== DATA RECORDS ==

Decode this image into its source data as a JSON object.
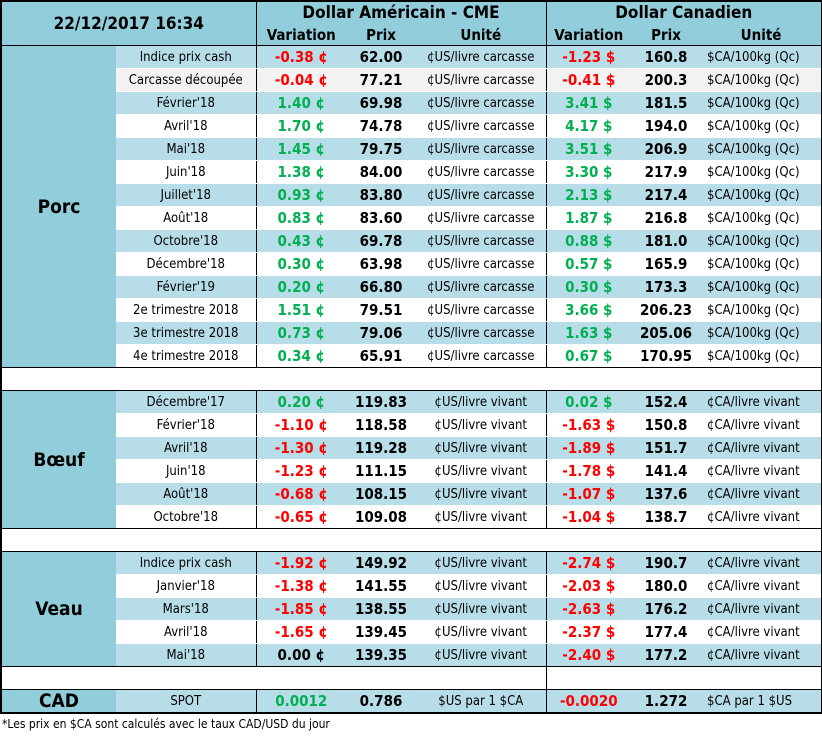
{
  "header": {
    "datetime": "22/12/2017 16:34",
    "usd_title": "Dollar Américain - CME",
    "cad_title": "Dollar Canadien",
    "variation": "Variation",
    "prix": "Prix",
    "unite": "Unité"
  },
  "colors": {
    "negative": "#ff0000",
    "positive": "#00b050",
    "header_bg": "#92cddc",
    "row_bg": "#b7dde8"
  },
  "sections": [
    {
      "name": "Porc",
      "rows": [
        {
          "label": "Indice prix cash",
          "us_var": "-0.38 ¢",
          "us_prix": "62.00",
          "us_unit": "¢US/livre carcasse",
          "ca_var": "-1.23 $",
          "ca_prix": "160.8",
          "ca_unit": "$CA/100kg (Qc)"
        },
        {
          "label": "Carcasse découpée",
          "us_var": "-0.04 ¢",
          "us_prix": "77.21",
          "us_unit": "¢US/livre carcasse",
          "ca_var": "-0.41 $",
          "ca_prix": "200.3",
          "ca_unit": "$CA/100kg (Qc)"
        },
        {
          "label": "Février'18",
          "us_var": "1.40 ¢",
          "us_prix": "69.98",
          "us_unit": "¢US/livre carcasse",
          "ca_var": "3.41 $",
          "ca_prix": "181.5",
          "ca_unit": "$CA/100kg (Qc)"
        },
        {
          "label": "Avril'18",
          "us_var": "1.70 ¢",
          "us_prix": "74.78",
          "us_unit": "¢US/livre carcasse",
          "ca_var": "4.17 $",
          "ca_prix": "194.0",
          "ca_unit": "$CA/100kg (Qc)"
        },
        {
          "label": "Mai'18",
          "us_var": "1.45 ¢",
          "us_prix": "79.75",
          "us_unit": "¢US/livre carcasse",
          "ca_var": "3.51 $",
          "ca_prix": "206.9",
          "ca_unit": "$CA/100kg (Qc)"
        },
        {
          "label": "Juin'18",
          "us_var": "1.38 ¢",
          "us_prix": "84.00",
          "us_unit": "¢US/livre carcasse",
          "ca_var": "3.30 $",
          "ca_prix": "217.9",
          "ca_unit": "$CA/100kg (Qc)"
        },
        {
          "label": "Juillet'18",
          "us_var": "0.93 ¢",
          "us_prix": "83.80",
          "us_unit": "¢US/livre carcasse",
          "ca_var": "2.13 $",
          "ca_prix": "217.4",
          "ca_unit": "$CA/100kg (Qc)"
        },
        {
          "label": "Août'18",
          "us_var": "0.83 ¢",
          "us_prix": "83.60",
          "us_unit": "¢US/livre carcasse",
          "ca_var": "1.87 $",
          "ca_prix": "216.8",
          "ca_unit": "$CA/100kg (Qc)"
        },
        {
          "label": "Octobre'18",
          "us_var": "0.43 ¢",
          "us_prix": "69.78",
          "us_unit": "¢US/livre carcasse",
          "ca_var": "0.88 $",
          "ca_prix": "181.0",
          "ca_unit": "$CA/100kg (Qc)"
        },
        {
          "label": "Décembre'18",
          "us_var": "0.30 ¢",
          "us_prix": "63.98",
          "us_unit": "¢US/livre carcasse",
          "ca_var": "0.57 $",
          "ca_prix": "165.9",
          "ca_unit": "$CA/100kg (Qc)"
        },
        {
          "label": "Février'19",
          "us_var": "0.20 ¢",
          "us_prix": "66.80",
          "us_unit": "¢US/livre carcasse",
          "ca_var": "0.30 $",
          "ca_prix": "173.3",
          "ca_unit": "$CA/100kg (Qc)"
        },
        {
          "label": "2e trimestre 2018",
          "us_var": "1.51 ¢",
          "us_prix": "79.51",
          "us_unit": "¢US/livre carcasse",
          "ca_var": "3.66 $",
          "ca_prix": "206.23",
          "ca_unit": "$CA/100kg (Qc)"
        },
        {
          "label": "3e trimestre 2018",
          "us_var": "0.73 ¢",
          "us_prix": "79.06",
          "us_unit": "¢US/livre carcasse",
          "ca_var": "1.63 $",
          "ca_prix": "205.06",
          "ca_unit": "$CA/100kg (Qc)"
        },
        {
          "label": "4e trimestre 2018",
          "us_var": "0.34 ¢",
          "us_prix": "65.91",
          "us_unit": "¢US/livre carcasse",
          "ca_var": "0.67 $",
          "ca_prix": "170.95",
          "ca_unit": "$CA/100kg (Qc)"
        }
      ]
    },
    {
      "name": "Bœuf",
      "rows": [
        {
          "label": "Décembre'17",
          "us_var": "0.20 ¢",
          "us_prix": "119.83",
          "us_unit": "¢US/livre vivant",
          "ca_var": "0.02 $",
          "ca_prix": "152.4",
          "ca_unit": "¢CA/livre vivant"
        },
        {
          "label": "Février'18",
          "us_var": "-1.10 ¢",
          "us_prix": "118.58",
          "us_unit": "¢US/livre vivant",
          "ca_var": "-1.63 $",
          "ca_prix": "150.8",
          "ca_unit": "¢CA/livre vivant"
        },
        {
          "label": "Avril'18",
          "us_var": "-1.30 ¢",
          "us_prix": "119.28",
          "us_unit": "¢US/livre vivant",
          "ca_var": "-1.89 $",
          "ca_prix": "151.7",
          "ca_unit": "¢CA/livre vivant"
        },
        {
          "label": "Juin'18",
          "us_var": "-1.23 ¢",
          "us_prix": "111.15",
          "us_unit": "¢US/livre vivant",
          "ca_var": "-1.78 $",
          "ca_prix": "141.4",
          "ca_unit": "¢CA/livre vivant"
        },
        {
          "label": "Août'18",
          "us_var": "-0.68 ¢",
          "us_prix": "108.15",
          "us_unit": "¢US/livre vivant",
          "ca_var": "-1.07 $",
          "ca_prix": "137.6",
          "ca_unit": "¢CA/livre vivant"
        },
        {
          "label": "Octobre'18",
          "us_var": "-0.65 ¢",
          "us_prix": "109.08",
          "us_unit": "¢US/livre vivant",
          "ca_var": "-1.04 $",
          "ca_prix": "138.7",
          "ca_unit": "¢CA/livre vivant"
        }
      ]
    },
    {
      "name": "Veau",
      "rows": [
        {
          "label": "Indice prix cash",
          "us_var": "-1.92 ¢",
          "us_prix": "149.92",
          "us_unit": "¢US/livre vivant",
          "ca_var": "-2.74 $",
          "ca_prix": "190.7",
          "ca_unit": "¢CA/livre vivant"
        },
        {
          "label": "Janvier'18",
          "us_var": "-1.38 ¢",
          "us_prix": "141.55",
          "us_unit": "¢US/livre vivant",
          "ca_var": "-2.03 $",
          "ca_prix": "180.0",
          "ca_unit": "¢CA/livre vivant"
        },
        {
          "label": "Mars'18",
          "us_var": "-1.85 ¢",
          "us_prix": "138.55",
          "us_unit": "¢US/livre vivant",
          "ca_var": "-2.63 $",
          "ca_prix": "176.2",
          "ca_unit": "¢CA/livre vivant"
        },
        {
          "label": "Avril'18",
          "us_var": "-1.65 ¢",
          "us_prix": "139.45",
          "us_unit": "¢US/livre vivant",
          "ca_var": "-2.37 $",
          "ca_prix": "177.4",
          "ca_unit": "¢CA/livre vivant"
        },
        {
          "label": "Mai'18",
          "us_var": "0.00 ¢",
          "us_prix": "139.35",
          "us_unit": "¢US/livre vivant",
          "ca_var": "-2.40 $",
          "ca_prix": "177.2",
          "ca_unit": "¢CA/livre vivant"
        }
      ]
    },
    {
      "name": "CAD",
      "rows": [
        {
          "label": "SPOT",
          "us_var": "0.0012",
          "us_prix": "0.786",
          "us_unit": "$US par 1 $CA",
          "ca_var": "-0.0020",
          "ca_prix": "1.272",
          "ca_unit": "$CA par 1 $US"
        }
      ]
    }
  ],
  "footnote": "*Les  prix en $CA sont calculés avec le taux CAD/USD du jour"
}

===

- _GOAL_: Only the number is wanted: how many lines in the data include the word "name"?

- _EXERCISE RESULT_: 4